Given records:
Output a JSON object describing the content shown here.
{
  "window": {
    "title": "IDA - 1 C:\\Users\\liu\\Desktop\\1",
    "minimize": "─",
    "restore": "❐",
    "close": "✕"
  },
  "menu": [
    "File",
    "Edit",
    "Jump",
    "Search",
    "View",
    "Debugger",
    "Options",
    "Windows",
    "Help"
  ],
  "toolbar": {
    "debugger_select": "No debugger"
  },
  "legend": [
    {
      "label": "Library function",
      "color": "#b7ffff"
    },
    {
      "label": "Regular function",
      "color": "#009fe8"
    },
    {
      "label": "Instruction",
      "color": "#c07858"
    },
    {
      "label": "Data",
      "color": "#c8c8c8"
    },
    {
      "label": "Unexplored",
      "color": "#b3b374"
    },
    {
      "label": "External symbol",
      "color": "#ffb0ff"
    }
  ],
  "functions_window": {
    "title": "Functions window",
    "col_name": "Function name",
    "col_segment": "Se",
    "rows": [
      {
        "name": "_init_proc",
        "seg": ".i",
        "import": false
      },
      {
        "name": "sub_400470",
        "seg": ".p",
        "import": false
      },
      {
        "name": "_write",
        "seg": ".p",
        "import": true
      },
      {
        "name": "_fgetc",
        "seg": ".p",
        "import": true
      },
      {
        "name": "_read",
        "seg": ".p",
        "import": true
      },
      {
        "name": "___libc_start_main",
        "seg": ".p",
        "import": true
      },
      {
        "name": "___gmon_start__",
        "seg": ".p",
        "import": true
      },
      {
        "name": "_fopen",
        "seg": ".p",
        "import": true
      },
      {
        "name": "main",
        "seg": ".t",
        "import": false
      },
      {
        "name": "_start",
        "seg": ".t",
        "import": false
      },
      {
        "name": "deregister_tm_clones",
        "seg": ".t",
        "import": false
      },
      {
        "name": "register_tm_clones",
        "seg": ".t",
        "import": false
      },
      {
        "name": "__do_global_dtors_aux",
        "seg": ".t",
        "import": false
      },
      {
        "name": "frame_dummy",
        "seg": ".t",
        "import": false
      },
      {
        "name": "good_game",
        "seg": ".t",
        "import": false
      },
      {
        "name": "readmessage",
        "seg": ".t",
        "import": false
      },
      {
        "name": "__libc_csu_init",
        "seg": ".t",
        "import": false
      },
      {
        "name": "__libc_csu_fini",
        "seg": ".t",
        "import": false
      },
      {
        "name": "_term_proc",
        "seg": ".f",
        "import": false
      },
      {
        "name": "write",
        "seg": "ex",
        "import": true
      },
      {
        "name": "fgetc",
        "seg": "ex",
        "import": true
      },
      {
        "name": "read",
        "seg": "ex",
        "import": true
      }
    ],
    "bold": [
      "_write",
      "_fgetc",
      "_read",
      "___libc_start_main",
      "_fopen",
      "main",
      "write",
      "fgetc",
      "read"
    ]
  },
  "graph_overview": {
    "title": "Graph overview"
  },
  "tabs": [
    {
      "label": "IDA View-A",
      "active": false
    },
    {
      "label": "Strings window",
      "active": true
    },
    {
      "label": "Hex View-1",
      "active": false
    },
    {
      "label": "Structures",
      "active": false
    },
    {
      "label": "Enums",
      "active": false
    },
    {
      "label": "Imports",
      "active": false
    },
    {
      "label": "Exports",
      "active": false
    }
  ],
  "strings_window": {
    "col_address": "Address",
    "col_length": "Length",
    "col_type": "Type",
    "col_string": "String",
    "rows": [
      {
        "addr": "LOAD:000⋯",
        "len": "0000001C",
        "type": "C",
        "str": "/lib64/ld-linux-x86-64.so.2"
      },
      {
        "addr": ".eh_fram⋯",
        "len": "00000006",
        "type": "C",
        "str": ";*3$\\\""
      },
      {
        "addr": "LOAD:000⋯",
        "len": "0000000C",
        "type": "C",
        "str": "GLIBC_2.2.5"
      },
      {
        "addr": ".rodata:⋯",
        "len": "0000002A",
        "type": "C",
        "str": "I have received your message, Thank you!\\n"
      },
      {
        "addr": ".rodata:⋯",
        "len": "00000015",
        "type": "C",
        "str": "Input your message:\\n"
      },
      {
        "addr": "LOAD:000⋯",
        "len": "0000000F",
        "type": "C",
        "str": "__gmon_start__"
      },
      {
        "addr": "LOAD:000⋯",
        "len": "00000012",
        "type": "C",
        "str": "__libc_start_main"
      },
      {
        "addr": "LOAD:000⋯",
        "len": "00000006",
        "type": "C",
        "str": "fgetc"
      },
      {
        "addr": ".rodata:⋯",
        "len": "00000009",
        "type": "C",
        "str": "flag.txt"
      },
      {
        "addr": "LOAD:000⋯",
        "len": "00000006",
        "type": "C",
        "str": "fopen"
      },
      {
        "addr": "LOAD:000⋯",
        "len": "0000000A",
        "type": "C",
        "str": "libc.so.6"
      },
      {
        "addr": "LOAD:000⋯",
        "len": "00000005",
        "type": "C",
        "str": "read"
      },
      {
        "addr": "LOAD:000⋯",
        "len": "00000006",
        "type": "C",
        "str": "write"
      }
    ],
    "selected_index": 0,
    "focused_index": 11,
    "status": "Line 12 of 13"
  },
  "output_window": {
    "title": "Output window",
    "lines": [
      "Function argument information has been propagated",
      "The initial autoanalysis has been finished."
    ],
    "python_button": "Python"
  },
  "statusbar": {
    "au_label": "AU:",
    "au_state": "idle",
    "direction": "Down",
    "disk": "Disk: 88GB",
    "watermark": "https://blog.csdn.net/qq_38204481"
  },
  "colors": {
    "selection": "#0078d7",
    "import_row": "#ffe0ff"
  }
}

Job: Copy out each line of the material that holds the word "title".

Answer to the problem:
    "title": "IDA - 1 C:\\Users\\liu\\Desktop\\1",
    "title": "Functions window",
    "title": "Graph overview"
    "title": "Output window",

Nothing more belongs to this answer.